(Stored entries)
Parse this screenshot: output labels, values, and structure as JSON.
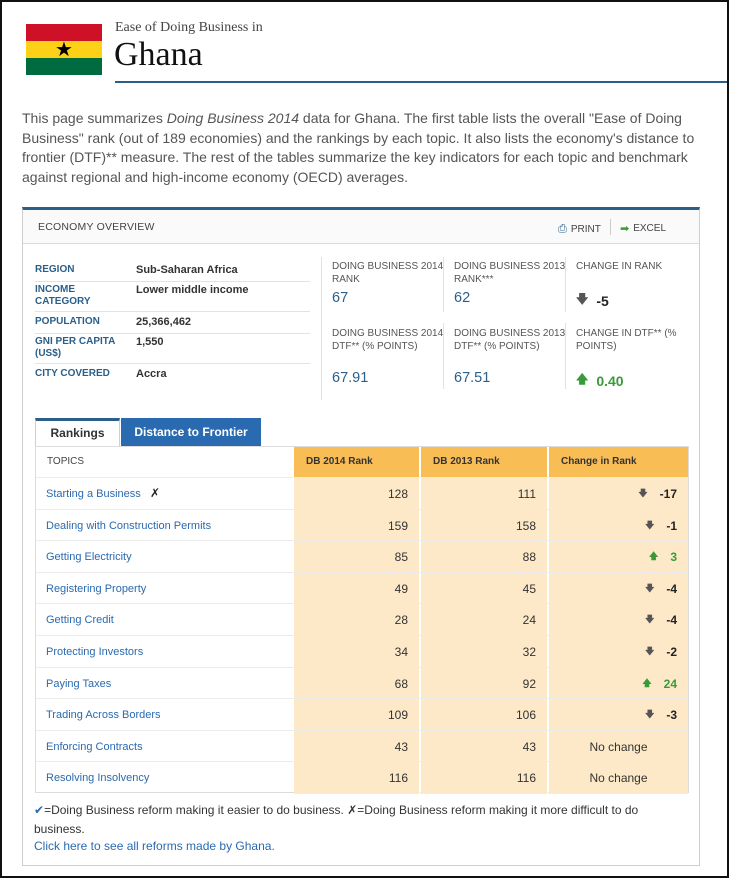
{
  "header": {
    "subtitle": "Ease of Doing Business in",
    "country": "Ghana",
    "flag_star": "★"
  },
  "intro": {
    "before": "This page summarizes ",
    "italic": "Doing Business 2014",
    "after": " data for Ghana. The first table lists the overall \"Ease of Doing Business\" rank (out of 189 economies) and the rankings by each topic. It also lists the economy's distance to frontier (DTF)** measure. The rest of the tables summarize the key indicators for each topic and benchmark against regional and high-income economy (OECD) averages."
  },
  "panel": {
    "title": "ECONOMY OVERVIEW",
    "print_label": "PRINT",
    "excel_label": "EXCEL"
  },
  "facts": [
    {
      "key": "REGION",
      "value": "Sub-Saharan Africa"
    },
    {
      "key": "INCOME CATEGORY",
      "value": "Lower middle income"
    },
    {
      "key": "POPULATION",
      "value": "25,366,462"
    },
    {
      "key": "GNI PER CAPITA (US$)",
      "value": "1,550"
    },
    {
      "key": "CITY COVERED",
      "value": "Accra"
    }
  ],
  "stats": {
    "db2014_rank_label": "DOING BUSINESS 2014 RANK",
    "db2014_rank": "67",
    "db2013_rank_label": "DOING BUSINESS 2013 RANK***",
    "db2013_rank": "62",
    "change_rank_label": "CHANGE IN RANK",
    "change_rank": "-5",
    "db2014_dtf_label": "DOING BUSINESS 2014 DTF** (% POINTS)",
    "db2014_dtf": "67.91",
    "db2013_dtf_label": "DOING BUSINESS 2013 DTF** (% POINTS)",
    "db2013_dtf": "67.51",
    "change_dtf_label": "CHANGE IN DTF** (% POINTS)",
    "change_dtf": "0.40"
  },
  "tabs": {
    "rankings": "Rankings",
    "dtf": "Distance to Frontier"
  },
  "table": {
    "headers": {
      "topics": "TOPICS",
      "db2014": "DB 2014 Rank",
      "db2013": "DB 2013 Rank",
      "change": "Change in Rank"
    },
    "rows": [
      {
        "topic": "Starting a Business",
        "mark": "✗",
        "db2014": "128",
        "db2013": "111",
        "change": "-17",
        "dir": "down"
      },
      {
        "topic": "Dealing with Construction Permits",
        "mark": "",
        "db2014": "159",
        "db2013": "158",
        "change": "-1",
        "dir": "down"
      },
      {
        "topic": "Getting Electricity",
        "mark": "",
        "db2014": "85",
        "db2013": "88",
        "change": "3",
        "dir": "up"
      },
      {
        "topic": "Registering Property",
        "mark": "",
        "db2014": "49",
        "db2013": "45",
        "change": "-4",
        "dir": "down"
      },
      {
        "topic": "Getting Credit",
        "mark": "",
        "db2014": "28",
        "db2013": "24",
        "change": "-4",
        "dir": "down"
      },
      {
        "topic": "Protecting Investors",
        "mark": "",
        "db2014": "34",
        "db2013": "32",
        "change": "-2",
        "dir": "down"
      },
      {
        "topic": "Paying Taxes",
        "mark": "",
        "db2014": "68",
        "db2013": "92",
        "change": "24",
        "dir": "up"
      },
      {
        "topic": "Trading Across Borders",
        "mark": "",
        "db2014": "109",
        "db2013": "106",
        "change": "-3",
        "dir": "down"
      },
      {
        "topic": "Enforcing Contracts",
        "mark": "",
        "db2014": "43",
        "db2013": "43",
        "change": "No change",
        "dir": "none"
      },
      {
        "topic": "Resolving Insolvency",
        "mark": "",
        "db2014": "116",
        "db2013": "116",
        "change": "No change",
        "dir": "none"
      }
    ]
  },
  "legend": {
    "check": "✔",
    "check_text": "=Doing Business reform making it easier to do business. ",
    "cross": "✗",
    "cross_text": "=Doing Business reform making it more difficult to do business.",
    "link": "Click here to see all reforms made by Ghana."
  },
  "colors": {
    "accent": "#2a5f8a",
    "link": "#2a6ab0",
    "header_orange": "#f8bd55",
    "cell_orange": "#fde9c8",
    "up_green": "#3a9a3a"
  }
}
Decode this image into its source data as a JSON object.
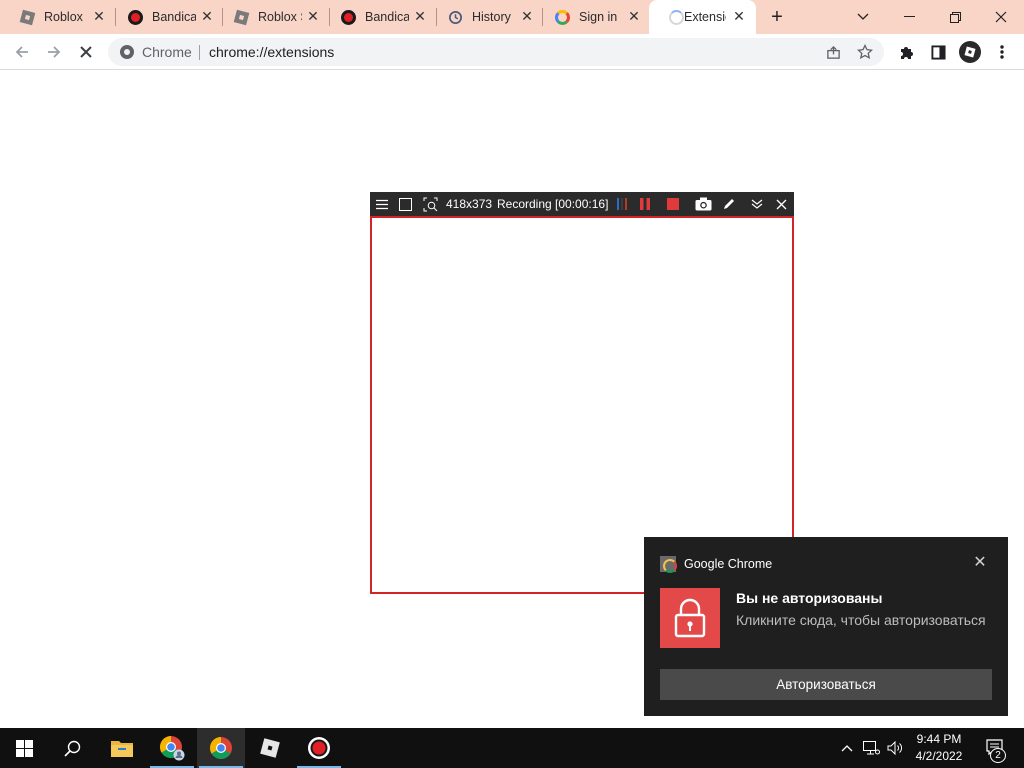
{
  "browser": {
    "tabs": [
      {
        "title": "Roblox",
        "favicon": "roblox-icon",
        "active": false
      },
      {
        "title": "Bandicam",
        "favicon": "bandicam-icon",
        "active": false
      },
      {
        "title": "Roblox Studio",
        "favicon": "roblox-icon",
        "active": false
      },
      {
        "title": "Bandicam",
        "favicon": "bandicam-icon",
        "active": false
      },
      {
        "title": "History",
        "favicon": "history-icon",
        "active": false
      },
      {
        "title": "Sign in",
        "favicon": "google-icon",
        "active": false
      },
      {
        "title": "Extensions",
        "favicon": "loading-spinner-icon",
        "active": true
      }
    ],
    "new_tab_label": "+",
    "omnibox": {
      "site_label": "Chrome",
      "url": "chrome://extensions"
    },
    "tab_strip_color": "#f8d5c6"
  },
  "recorder": {
    "resolution": "418x373",
    "status": "Recording [00:00:16]",
    "frame_color": "#d52222"
  },
  "notification": {
    "app_name": "Google Chrome",
    "title": "Вы не авторизованы",
    "body": "Кликните сюда, чтобы авторизоваться",
    "action_label": "Авторизоваться",
    "image_icon": "lock-icon",
    "image_color": "#e34949"
  },
  "taskbar": {
    "items": [
      "windows-start-icon",
      "search-icon",
      "file-explorer-icon",
      "chrome-icon",
      "chrome-icon",
      "roblox-icon",
      "bandicam-icon"
    ],
    "time": "9:44 PM",
    "date": "4/2/2022",
    "notification_count": "2"
  }
}
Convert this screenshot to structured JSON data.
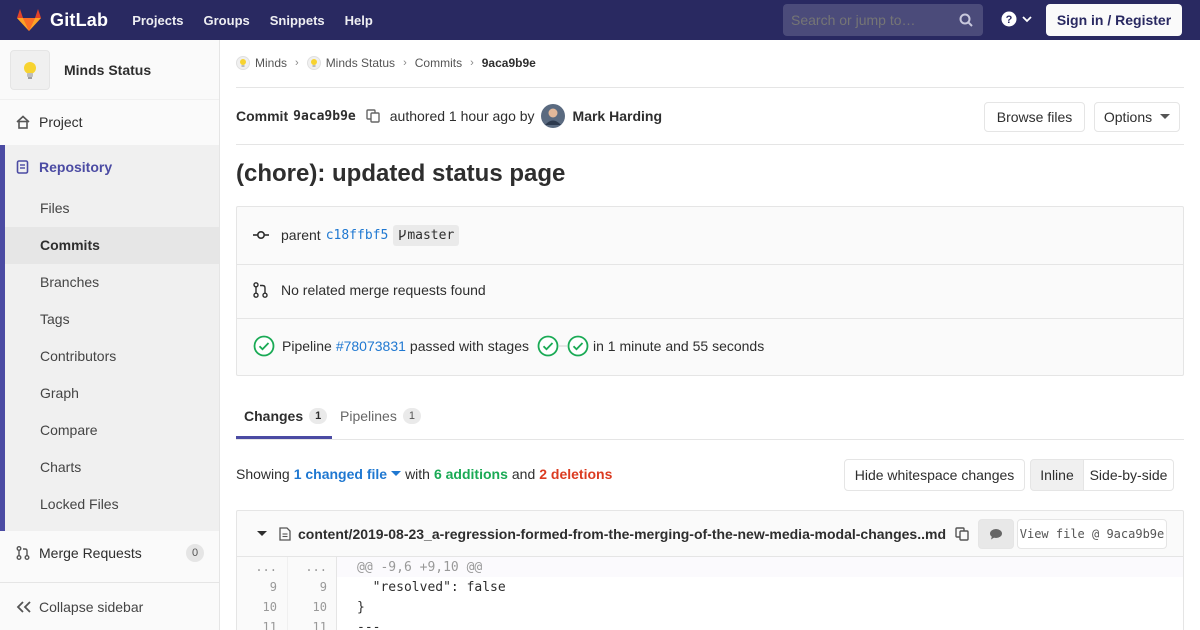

▸ Directions
Scan the listing above and copy all lines containing the word "making".

▸ Exercise response
    "check_text": "=Doing Business reform making it easier to do business. ",
    "cross_text": "=Doing Business reform making it more difficult to do business.",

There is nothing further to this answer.